Data supplied
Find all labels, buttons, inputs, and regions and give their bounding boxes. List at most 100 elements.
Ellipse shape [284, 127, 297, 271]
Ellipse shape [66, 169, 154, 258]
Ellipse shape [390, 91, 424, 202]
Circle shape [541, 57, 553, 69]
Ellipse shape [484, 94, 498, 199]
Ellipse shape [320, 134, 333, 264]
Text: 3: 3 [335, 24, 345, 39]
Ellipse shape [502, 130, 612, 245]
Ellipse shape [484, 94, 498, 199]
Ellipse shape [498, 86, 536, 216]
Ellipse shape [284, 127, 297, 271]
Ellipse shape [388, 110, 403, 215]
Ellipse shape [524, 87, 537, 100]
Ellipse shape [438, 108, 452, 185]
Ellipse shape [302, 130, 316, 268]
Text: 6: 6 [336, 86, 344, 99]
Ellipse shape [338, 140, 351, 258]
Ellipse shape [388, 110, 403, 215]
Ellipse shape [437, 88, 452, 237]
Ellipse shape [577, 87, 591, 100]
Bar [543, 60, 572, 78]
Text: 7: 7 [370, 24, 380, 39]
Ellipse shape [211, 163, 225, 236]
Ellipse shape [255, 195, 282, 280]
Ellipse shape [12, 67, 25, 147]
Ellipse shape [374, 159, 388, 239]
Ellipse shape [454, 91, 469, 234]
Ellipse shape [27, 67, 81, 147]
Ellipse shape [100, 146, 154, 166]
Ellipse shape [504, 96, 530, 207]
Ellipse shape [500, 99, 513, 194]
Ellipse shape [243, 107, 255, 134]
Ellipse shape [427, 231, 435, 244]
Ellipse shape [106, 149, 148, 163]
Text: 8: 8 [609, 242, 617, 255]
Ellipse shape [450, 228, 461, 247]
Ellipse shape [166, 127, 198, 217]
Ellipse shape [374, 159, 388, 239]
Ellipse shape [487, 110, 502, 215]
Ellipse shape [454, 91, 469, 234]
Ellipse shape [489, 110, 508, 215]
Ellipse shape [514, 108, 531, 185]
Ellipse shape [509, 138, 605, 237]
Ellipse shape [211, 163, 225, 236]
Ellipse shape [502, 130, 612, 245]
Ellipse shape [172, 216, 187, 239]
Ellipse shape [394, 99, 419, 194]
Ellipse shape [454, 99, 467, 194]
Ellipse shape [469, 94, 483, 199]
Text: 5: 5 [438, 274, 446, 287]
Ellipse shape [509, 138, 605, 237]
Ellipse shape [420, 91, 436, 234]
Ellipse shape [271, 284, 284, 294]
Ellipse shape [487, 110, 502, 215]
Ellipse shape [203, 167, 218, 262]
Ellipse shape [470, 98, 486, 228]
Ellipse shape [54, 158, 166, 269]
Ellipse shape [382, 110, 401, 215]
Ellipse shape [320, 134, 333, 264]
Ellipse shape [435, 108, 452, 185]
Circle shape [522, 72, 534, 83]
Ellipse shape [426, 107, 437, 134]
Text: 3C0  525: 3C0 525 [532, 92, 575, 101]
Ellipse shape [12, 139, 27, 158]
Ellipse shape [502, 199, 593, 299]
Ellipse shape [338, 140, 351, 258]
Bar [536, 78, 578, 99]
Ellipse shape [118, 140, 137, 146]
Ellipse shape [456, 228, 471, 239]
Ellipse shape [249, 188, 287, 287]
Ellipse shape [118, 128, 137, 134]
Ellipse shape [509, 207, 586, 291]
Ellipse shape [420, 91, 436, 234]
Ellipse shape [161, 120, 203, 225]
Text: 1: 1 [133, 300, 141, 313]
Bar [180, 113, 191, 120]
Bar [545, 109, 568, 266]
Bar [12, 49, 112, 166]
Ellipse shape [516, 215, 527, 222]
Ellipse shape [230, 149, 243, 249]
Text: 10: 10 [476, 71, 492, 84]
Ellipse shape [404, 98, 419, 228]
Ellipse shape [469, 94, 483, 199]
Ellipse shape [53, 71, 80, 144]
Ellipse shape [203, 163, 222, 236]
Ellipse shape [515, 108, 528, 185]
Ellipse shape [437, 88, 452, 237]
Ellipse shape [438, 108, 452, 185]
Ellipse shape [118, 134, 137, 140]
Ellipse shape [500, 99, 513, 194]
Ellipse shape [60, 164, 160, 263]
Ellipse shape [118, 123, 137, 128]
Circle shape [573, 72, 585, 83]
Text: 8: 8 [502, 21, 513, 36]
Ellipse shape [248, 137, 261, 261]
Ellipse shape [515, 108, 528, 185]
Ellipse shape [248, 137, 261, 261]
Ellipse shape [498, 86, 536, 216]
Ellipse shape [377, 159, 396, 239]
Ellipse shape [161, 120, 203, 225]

Aim of the exercise
Can you write out every line of the items above, character for character, with no changes?

Final result
Find all labels, buttons, inputs, and regions and give their bounding boxes. List at most 100 elements.
Ellipse shape [284, 127, 297, 271]
Ellipse shape [66, 169, 154, 258]
Ellipse shape [390, 91, 424, 202]
Circle shape [541, 57, 553, 69]
Ellipse shape [484, 94, 498, 199]
Ellipse shape [320, 134, 333, 264]
Text: 3: 3 [335, 24, 345, 39]
Ellipse shape [502, 130, 612, 245]
Ellipse shape [484, 94, 498, 199]
Ellipse shape [498, 86, 536, 216]
Ellipse shape [284, 127, 297, 271]
Ellipse shape [388, 110, 403, 215]
Ellipse shape [524, 87, 537, 100]
Ellipse shape [438, 108, 452, 185]
Ellipse shape [302, 130, 316, 268]
Text: 6: 6 [336, 86, 344, 99]
Ellipse shape [338, 140, 351, 258]
Ellipse shape [388, 110, 403, 215]
Ellipse shape [437, 88, 452, 237]
Ellipse shape [577, 87, 591, 100]
Bar [543, 60, 572, 78]
Text: 7: 7 [370, 24, 380, 39]
Ellipse shape [211, 163, 225, 236]
Ellipse shape [255, 195, 282, 280]
Ellipse shape [12, 67, 25, 147]
Ellipse shape [374, 159, 388, 239]
Ellipse shape [454, 91, 469, 234]
Ellipse shape [27, 67, 81, 147]
Ellipse shape [100, 146, 154, 166]
Ellipse shape [504, 96, 530, 207]
Ellipse shape [500, 99, 513, 194]
Ellipse shape [243, 107, 255, 134]
Ellipse shape [427, 231, 435, 244]
Ellipse shape [106, 149, 148, 163]
Text: 8: 8 [609, 242, 617, 255]
Ellipse shape [450, 228, 461, 247]
Ellipse shape [166, 127, 198, 217]
Ellipse shape [374, 159, 388, 239]
Ellipse shape [487, 110, 502, 215]
Ellipse shape [454, 91, 469, 234]
Ellipse shape [489, 110, 508, 215]
Ellipse shape [514, 108, 531, 185]
Ellipse shape [509, 138, 605, 237]
Ellipse shape [211, 163, 225, 236]
Ellipse shape [502, 130, 612, 245]
Ellipse shape [172, 216, 187, 239]
Ellipse shape [394, 99, 419, 194]
Ellipse shape [454, 99, 467, 194]
Ellipse shape [469, 94, 483, 199]
Text: 5: 5 [438, 274, 446, 287]
Ellipse shape [509, 138, 605, 237]
Ellipse shape [420, 91, 436, 234]
Ellipse shape [271, 284, 284, 294]
Ellipse shape [487, 110, 502, 215]
Ellipse shape [203, 167, 218, 262]
Ellipse shape [470, 98, 486, 228]
Ellipse shape [54, 158, 166, 269]
Ellipse shape [382, 110, 401, 215]
Ellipse shape [320, 134, 333, 264]
Ellipse shape [435, 108, 452, 185]
Circle shape [522, 72, 534, 83]
Ellipse shape [426, 107, 437, 134]
Text: 3C0  525: 3C0 525 [532, 92, 575, 101]
Ellipse shape [12, 139, 27, 158]
Ellipse shape [502, 199, 593, 299]
Ellipse shape [338, 140, 351, 258]
Bar [536, 78, 578, 99]
Ellipse shape [118, 140, 137, 146]
Ellipse shape [456, 228, 471, 239]
Ellipse shape [249, 188, 287, 287]
Ellipse shape [118, 128, 137, 134]
Ellipse shape [509, 207, 586, 291]
Ellipse shape [420, 91, 436, 234]
Ellipse shape [161, 120, 203, 225]
Text: 1: 1 [133, 300, 141, 313]
Bar [180, 113, 191, 120]
Bar [545, 109, 568, 266]
Bar [12, 49, 112, 166]
Ellipse shape [516, 215, 527, 222]
Ellipse shape [230, 149, 243, 249]
Text: 10: 10 [476, 71, 492, 84]
Ellipse shape [404, 98, 419, 228]
Ellipse shape [469, 94, 483, 199]
Ellipse shape [53, 71, 80, 144]
Ellipse shape [203, 163, 222, 236]
Ellipse shape [515, 108, 528, 185]
Ellipse shape [437, 88, 452, 237]
Ellipse shape [438, 108, 452, 185]
Ellipse shape [118, 134, 137, 140]
Ellipse shape [500, 99, 513, 194]
Ellipse shape [60, 164, 160, 263]
Ellipse shape [118, 123, 137, 128]
Circle shape [573, 72, 585, 83]
Text: 8: 8 [502, 21, 513, 36]
Ellipse shape [248, 137, 261, 261]
Ellipse shape [515, 108, 528, 185]
Ellipse shape [248, 137, 261, 261]
Ellipse shape [498, 86, 536, 216]
Ellipse shape [377, 159, 396, 239]
Ellipse shape [161, 120, 203, 225]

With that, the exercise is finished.